**TO DO:**
Copy all lines holding the word "content" from the entries.

Saved entries

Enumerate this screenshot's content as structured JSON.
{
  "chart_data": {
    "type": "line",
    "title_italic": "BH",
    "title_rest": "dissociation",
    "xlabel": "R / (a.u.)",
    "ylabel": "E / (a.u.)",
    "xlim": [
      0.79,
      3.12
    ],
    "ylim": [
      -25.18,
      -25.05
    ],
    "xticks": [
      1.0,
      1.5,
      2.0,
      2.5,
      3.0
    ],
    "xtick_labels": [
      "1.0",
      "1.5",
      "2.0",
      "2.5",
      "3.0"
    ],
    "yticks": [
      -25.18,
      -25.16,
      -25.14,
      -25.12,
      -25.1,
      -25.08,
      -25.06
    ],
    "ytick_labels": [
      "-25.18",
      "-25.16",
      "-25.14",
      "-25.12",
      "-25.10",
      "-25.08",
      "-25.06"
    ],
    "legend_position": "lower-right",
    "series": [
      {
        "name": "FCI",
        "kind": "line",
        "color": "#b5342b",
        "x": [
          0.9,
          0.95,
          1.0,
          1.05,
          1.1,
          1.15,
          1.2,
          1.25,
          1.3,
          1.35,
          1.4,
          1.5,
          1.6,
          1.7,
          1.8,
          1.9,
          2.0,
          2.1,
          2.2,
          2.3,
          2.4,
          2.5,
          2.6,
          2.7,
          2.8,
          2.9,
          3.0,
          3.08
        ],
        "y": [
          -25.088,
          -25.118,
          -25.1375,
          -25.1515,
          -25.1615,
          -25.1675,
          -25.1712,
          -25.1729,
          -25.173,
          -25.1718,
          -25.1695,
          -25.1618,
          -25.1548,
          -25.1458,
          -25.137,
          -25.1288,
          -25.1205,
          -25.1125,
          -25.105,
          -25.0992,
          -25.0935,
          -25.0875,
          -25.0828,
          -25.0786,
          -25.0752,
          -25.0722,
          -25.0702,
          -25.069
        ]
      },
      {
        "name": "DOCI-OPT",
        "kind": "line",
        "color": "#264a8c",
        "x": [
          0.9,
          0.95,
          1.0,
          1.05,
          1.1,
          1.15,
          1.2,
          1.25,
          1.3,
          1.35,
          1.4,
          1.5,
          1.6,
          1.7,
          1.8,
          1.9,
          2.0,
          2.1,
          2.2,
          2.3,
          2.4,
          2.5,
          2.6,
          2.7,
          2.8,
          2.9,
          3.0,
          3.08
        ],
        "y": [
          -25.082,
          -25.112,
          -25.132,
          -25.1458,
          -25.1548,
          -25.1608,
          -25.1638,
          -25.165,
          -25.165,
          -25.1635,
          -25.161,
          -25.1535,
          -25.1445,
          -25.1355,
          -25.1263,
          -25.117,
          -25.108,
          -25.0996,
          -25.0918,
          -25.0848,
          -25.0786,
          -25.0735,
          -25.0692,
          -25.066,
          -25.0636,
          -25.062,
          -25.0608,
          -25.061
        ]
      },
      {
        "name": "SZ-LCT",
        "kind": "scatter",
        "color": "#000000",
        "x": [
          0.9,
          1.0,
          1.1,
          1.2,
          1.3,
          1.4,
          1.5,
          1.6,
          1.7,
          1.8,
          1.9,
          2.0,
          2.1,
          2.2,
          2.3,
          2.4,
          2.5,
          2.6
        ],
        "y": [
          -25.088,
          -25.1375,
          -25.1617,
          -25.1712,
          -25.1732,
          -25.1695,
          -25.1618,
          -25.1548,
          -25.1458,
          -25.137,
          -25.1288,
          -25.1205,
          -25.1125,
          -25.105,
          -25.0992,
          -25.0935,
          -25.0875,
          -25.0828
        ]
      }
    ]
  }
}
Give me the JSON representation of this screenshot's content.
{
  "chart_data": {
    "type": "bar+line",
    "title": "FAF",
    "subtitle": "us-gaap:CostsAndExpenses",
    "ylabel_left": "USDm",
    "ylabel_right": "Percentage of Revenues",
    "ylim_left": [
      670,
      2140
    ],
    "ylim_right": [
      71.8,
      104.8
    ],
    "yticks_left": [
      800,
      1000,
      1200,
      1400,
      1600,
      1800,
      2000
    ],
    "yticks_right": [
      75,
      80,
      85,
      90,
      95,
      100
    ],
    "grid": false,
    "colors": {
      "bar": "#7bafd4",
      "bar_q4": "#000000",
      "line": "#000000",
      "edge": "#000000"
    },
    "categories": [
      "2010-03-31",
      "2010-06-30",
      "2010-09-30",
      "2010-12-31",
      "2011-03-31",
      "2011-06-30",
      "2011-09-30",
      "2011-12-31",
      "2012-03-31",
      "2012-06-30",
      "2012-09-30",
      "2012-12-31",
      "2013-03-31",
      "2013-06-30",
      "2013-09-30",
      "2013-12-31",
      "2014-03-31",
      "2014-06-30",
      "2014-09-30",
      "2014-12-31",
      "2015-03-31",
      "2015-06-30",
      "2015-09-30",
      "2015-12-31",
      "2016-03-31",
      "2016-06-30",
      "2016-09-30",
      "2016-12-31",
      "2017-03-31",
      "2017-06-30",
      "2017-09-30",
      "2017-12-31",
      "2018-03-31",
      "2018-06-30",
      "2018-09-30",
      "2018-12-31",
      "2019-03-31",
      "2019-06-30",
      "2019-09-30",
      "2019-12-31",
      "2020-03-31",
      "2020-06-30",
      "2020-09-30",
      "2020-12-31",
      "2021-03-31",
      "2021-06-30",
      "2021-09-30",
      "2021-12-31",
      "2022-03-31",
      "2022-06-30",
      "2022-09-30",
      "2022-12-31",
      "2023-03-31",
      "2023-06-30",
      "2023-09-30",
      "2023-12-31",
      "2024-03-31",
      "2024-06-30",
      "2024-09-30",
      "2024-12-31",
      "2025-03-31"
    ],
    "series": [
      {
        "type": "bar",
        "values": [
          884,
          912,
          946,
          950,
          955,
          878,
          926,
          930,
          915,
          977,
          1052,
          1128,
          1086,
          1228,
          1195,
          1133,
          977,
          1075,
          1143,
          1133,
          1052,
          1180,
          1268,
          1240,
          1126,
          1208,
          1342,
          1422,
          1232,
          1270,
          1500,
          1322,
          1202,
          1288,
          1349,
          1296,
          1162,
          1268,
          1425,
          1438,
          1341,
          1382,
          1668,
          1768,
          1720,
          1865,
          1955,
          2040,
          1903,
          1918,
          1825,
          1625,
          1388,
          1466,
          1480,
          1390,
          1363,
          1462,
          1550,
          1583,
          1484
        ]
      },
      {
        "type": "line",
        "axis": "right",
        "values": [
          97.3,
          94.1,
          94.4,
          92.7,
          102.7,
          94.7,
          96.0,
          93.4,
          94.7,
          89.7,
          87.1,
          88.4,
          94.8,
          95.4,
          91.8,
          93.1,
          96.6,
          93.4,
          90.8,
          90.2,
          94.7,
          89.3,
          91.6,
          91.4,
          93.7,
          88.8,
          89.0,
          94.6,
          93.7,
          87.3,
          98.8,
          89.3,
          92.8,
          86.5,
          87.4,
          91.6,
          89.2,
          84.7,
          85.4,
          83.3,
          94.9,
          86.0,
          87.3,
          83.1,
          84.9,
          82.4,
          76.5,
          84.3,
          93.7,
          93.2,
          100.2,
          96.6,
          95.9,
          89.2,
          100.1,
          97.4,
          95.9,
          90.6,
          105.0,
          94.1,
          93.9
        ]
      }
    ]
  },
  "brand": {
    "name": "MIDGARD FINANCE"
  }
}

**FINISHED EXERCISE:**
Enumerate this screenshot's content as structured JSON.
Give me the JSON representation of this screenshot's content.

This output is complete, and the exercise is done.